*INFORMATION SUPPLIED:*
/---
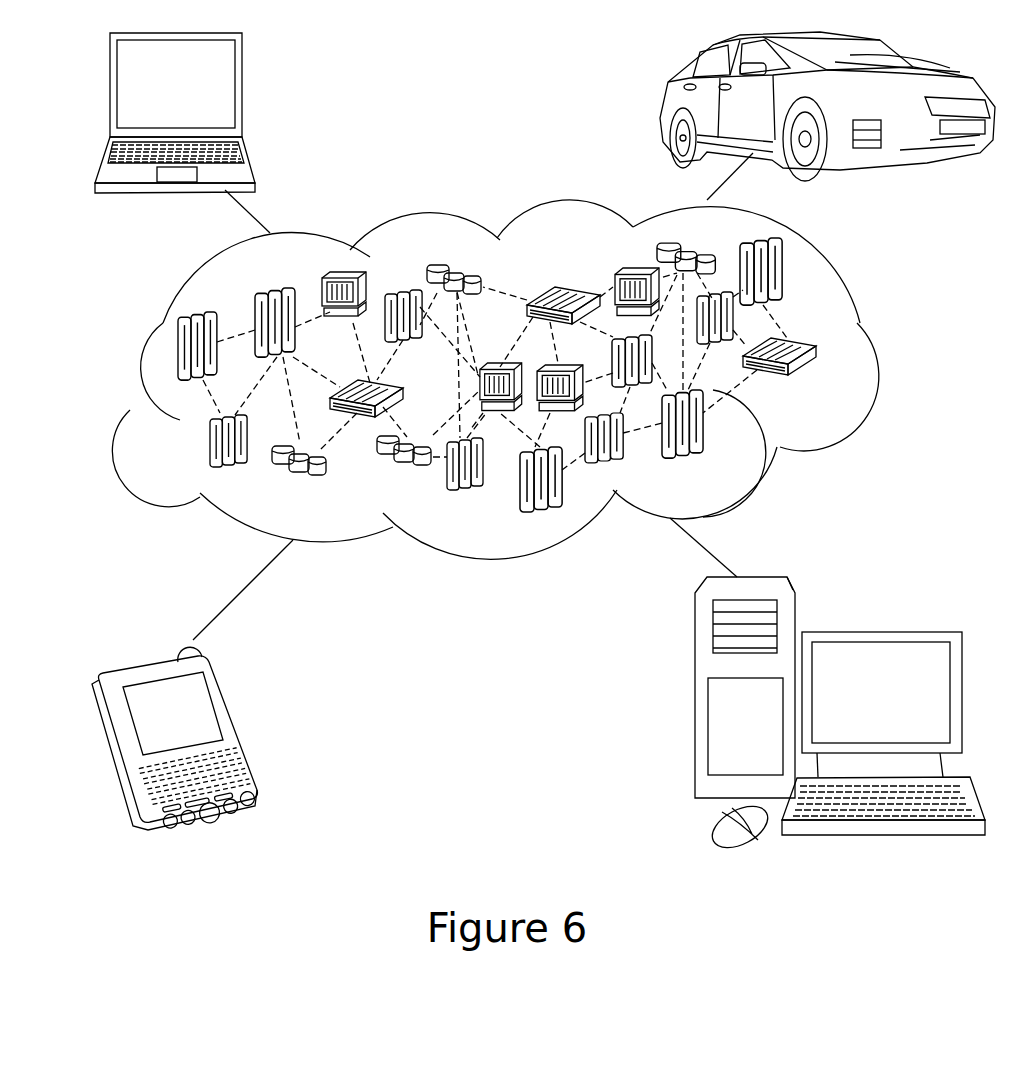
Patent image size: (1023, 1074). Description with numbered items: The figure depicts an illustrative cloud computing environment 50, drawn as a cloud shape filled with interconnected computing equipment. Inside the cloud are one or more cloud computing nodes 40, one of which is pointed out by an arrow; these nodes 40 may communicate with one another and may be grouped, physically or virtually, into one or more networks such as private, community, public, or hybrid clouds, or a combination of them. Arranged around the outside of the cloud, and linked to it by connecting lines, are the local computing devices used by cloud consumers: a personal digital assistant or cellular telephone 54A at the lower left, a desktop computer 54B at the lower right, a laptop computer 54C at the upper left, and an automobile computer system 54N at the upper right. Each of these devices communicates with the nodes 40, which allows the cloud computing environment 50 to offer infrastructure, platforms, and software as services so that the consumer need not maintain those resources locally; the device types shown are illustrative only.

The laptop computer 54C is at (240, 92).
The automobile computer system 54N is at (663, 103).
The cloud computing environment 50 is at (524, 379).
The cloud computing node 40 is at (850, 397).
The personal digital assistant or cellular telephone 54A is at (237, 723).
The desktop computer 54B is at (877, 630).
\---
*WHAT TO DO:* Express the lines above as a two-column CSV with the header description,locations. Put the figure description in the description field and all the position lines that follow it in the locations field, quote each field, replace line breaks with spaces, and omit the picture.

*SOLUTION TO THIS PROBLEM:*
description,locations
"Patent image size: (1023, 1074). Description with numbered items: The figure depicts an illustrative cloud computing environment 50, drawn as a cloud shape filled with interconnected computing equipment. Inside the cloud are one or more cloud computing nodes 40, one of which is pointed out by an arrow; these nodes 40 may communicate with one another and may be grouped, physically or virtually, into one or more networks such as private, community, public, or hybrid clouds, or a combination of them. Arranged around the outside of the cloud, and linked to it by connecting lines, are the local computing devices used by cloud consumers: a personal digital assistant or cellular telephone 54A at the lower left, a desktop computer 54B at the lower right, a laptop computer 54C at the upper left, and an automobile computer system 54N at the upper right. Each of these devices communicates with the nodes 40, which allows the cloud computing environment 50 to offer infrastructure, platforms, and software as services so that the consumer need not maintain those resources locally; the device types shown are illustrative only.","The laptop computer 54C is at (240, 92). The automobile computer system 54N is at (663, 103). The cloud computing environment 50 is at (524, 379). The cloud computing node 40 is at (850, 397). The personal digital assistant or cellular telephone 54A is at (237, 723). The desktop computer 54B is at (877, 630)."